• **Problem statement**:
Scan the entries below for the word "vídeo". Copy each line that has it.

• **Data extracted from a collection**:

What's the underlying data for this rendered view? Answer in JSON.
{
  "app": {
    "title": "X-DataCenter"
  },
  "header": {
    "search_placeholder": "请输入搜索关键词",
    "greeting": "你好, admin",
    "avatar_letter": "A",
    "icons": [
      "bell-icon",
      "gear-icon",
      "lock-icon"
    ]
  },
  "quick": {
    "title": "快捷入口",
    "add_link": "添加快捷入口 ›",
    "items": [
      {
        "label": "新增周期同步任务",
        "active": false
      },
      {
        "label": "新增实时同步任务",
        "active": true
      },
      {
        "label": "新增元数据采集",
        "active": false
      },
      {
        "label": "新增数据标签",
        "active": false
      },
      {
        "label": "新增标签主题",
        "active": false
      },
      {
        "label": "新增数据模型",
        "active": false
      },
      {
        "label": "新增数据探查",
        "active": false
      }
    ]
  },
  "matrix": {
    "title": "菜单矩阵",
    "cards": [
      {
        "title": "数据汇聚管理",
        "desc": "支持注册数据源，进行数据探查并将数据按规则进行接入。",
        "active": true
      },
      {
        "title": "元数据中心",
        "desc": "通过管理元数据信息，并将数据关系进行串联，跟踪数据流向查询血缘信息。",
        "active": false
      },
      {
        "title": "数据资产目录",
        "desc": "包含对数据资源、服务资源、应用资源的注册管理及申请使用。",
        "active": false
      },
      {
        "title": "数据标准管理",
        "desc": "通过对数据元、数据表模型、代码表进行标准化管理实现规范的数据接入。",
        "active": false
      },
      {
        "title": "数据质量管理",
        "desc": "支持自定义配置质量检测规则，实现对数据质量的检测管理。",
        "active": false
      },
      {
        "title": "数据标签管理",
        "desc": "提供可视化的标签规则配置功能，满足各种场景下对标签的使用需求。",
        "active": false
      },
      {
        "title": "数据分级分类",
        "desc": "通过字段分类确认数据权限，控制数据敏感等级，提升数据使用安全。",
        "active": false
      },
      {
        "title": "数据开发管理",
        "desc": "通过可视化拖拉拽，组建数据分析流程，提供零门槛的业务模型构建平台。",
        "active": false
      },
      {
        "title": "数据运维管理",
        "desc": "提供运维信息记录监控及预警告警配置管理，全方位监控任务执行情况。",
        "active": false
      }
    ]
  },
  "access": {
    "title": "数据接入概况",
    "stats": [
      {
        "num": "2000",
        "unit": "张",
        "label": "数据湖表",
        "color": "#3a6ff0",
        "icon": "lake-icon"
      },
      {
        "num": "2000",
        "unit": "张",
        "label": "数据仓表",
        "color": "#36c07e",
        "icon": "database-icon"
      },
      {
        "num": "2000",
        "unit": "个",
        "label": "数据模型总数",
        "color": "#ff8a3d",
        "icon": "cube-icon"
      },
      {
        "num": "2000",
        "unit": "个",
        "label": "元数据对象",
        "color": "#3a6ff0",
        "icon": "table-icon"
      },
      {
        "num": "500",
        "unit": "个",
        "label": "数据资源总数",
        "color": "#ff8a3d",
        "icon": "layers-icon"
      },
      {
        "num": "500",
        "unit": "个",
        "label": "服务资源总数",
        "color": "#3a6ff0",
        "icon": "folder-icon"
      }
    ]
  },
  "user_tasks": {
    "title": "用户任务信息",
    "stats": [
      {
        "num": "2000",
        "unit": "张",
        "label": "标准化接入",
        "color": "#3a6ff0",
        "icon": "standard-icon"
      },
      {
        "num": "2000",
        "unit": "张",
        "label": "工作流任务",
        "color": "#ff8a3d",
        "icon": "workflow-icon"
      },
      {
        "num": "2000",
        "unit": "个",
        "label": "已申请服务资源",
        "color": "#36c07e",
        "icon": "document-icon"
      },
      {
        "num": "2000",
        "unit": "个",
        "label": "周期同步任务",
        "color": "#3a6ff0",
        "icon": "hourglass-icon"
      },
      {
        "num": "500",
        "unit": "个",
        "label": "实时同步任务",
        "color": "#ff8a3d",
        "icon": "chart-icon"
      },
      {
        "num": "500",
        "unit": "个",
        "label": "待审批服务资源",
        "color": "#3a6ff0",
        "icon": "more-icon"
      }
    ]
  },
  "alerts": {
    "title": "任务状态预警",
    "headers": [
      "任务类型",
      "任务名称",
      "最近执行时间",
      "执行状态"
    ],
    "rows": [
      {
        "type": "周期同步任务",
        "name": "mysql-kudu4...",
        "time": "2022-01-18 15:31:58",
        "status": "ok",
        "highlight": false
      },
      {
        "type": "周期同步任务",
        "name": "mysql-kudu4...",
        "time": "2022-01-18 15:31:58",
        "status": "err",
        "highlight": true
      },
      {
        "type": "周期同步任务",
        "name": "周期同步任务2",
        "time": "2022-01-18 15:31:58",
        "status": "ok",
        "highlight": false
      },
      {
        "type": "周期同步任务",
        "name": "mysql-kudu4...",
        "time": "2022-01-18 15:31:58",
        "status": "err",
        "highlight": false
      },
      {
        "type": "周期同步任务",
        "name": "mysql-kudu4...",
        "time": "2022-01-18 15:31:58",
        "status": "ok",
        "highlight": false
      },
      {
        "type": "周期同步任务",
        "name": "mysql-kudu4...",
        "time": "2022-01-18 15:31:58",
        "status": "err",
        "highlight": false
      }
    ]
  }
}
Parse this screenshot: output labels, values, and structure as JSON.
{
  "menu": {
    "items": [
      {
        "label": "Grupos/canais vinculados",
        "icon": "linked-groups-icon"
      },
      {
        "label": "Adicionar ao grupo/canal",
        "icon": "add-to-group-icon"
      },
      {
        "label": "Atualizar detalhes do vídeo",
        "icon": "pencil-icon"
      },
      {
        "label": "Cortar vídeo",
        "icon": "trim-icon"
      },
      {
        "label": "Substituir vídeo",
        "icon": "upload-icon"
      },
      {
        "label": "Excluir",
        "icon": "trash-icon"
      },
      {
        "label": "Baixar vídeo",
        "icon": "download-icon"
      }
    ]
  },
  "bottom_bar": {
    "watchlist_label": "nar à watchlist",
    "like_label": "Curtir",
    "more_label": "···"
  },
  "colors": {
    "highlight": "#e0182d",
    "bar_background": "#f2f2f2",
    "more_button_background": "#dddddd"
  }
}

• **Response below**:
        "label": "Atualizar detalhes do vídeo",
        "label": "Cortar vídeo",
        "label": "Substituir vídeo",
        "label": "Baixar vídeo",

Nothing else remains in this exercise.